Check OSPF neighbor status

show ip ospf neighbor
R1# show ip ospf neighbor

Neighbor ID     Pri   State           Dead Time   Address         Interface
10.0.0.2          1   INIT/DROTHER    00:00:32    192.168.1.2     GigabitEthernet0/0

If the neighbor state is INIT or DOWN, the adjacency is not fully established. A normal state would be FULL. This confirms a problem with OSPF neighbor formation.

2

Verify OSPF interface configuration

show ip ospf interface GigabitEthernet0/0
R1# show ip ospf interface GigabitEthernet0/0
GigabitEthernet0/0 is up, line protocol is up
  Internet Address 192.168.1.1/24, Area 0
  Process ID 1, Router ID 10.0.0.1, Network Type BROADCAST, Cost: 1
  Transmit Delay is 1 sec, State DR, Priority 1
  Designated Router (ID) 10.0.0.1, Interface address 192.168.1.1
  Backup Designated router (ID) 10.0.0.2, Interface address 192.168.1.2
  Timer intervals configured, Hello 10, Dead 40, Wait 40, Retransmit 5
    oob-resync timeout 40
    Hello due in 00:00:07
  Supports Link-local Signaling (LLS)
::::::
▸ **PROBLEMS TO WORK ON**
a) Based on the OSPF troubleshooting text, does each statement agree with it? (i) The neighbor 10.0.0.2 is listed in the FULL state. (ii) The Hello interval configured on GigabitEthernet0/0 is 10. (iii) R1 holds the DR state on GigabitEthernet0/0. Answer yes or no for each, quoting the words of the text that decide it.
b) Carry the OSPF troubleshooting text forward from its last line.

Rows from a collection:
::::::
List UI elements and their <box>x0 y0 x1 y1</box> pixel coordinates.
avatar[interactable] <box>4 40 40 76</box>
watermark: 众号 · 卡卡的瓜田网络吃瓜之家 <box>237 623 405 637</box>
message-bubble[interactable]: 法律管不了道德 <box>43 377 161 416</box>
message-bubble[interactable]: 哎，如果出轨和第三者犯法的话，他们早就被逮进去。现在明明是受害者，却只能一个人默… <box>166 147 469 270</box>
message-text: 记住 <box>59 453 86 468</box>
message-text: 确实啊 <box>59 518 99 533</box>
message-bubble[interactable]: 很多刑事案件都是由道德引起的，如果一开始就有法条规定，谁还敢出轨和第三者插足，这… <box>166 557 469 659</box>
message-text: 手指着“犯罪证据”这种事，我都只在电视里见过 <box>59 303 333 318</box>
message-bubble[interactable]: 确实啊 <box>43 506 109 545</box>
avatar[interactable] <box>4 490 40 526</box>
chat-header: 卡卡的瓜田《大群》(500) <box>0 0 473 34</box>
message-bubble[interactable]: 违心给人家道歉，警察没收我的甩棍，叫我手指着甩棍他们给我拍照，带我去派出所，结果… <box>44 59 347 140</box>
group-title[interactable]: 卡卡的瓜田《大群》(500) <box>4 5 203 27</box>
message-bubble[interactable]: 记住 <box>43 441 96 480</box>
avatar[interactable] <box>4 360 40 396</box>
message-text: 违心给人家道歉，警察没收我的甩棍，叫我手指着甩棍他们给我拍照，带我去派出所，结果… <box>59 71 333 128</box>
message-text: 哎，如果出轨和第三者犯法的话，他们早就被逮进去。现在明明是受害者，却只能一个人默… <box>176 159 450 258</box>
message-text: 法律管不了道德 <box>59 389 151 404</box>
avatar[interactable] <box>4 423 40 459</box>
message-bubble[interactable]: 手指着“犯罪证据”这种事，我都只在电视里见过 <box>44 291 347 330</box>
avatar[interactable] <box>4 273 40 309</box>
::::::
▸ **ANSWER LIST**
a)
(i) No: "INIT/DROTHER"
(ii) Yes: "Hello 10"
(iii) Yes: "State DR"

b)
  Cisco NSF helper support enabled
  IETF NSF helper support enabled
  Index 1/1/1, flood queue length 0
  Next 0x0(0)/0x0(0)/0x0(0)
  Last flood scan length is 1, maximum is 1
  Last flood scan time is 0 msec, maximum is 0 msec
  Neighbor Count is 0, Adjacent neighbor count is 0
  Suppress hello for 0 neighbor(s)
  Passive interface: Yes

Look for 'Passive interface: Yes'. If passive, OSPF will not send Hellos out this interface, preventing neighbor discovery. Normal output shows 'Passive interface: No'.

3

Check OSPF configuration for passive-interface

show running-config | section router ospf
router ospf 1
 network 192.168.1.0 0.0.0.255 area 0
 passive-interface GigabitEthernet0/0

The presence of 'passive-interface GigabitEthernet0/0' under router ospf confirms the interface is configured as passive, blocking OSPF Hellos.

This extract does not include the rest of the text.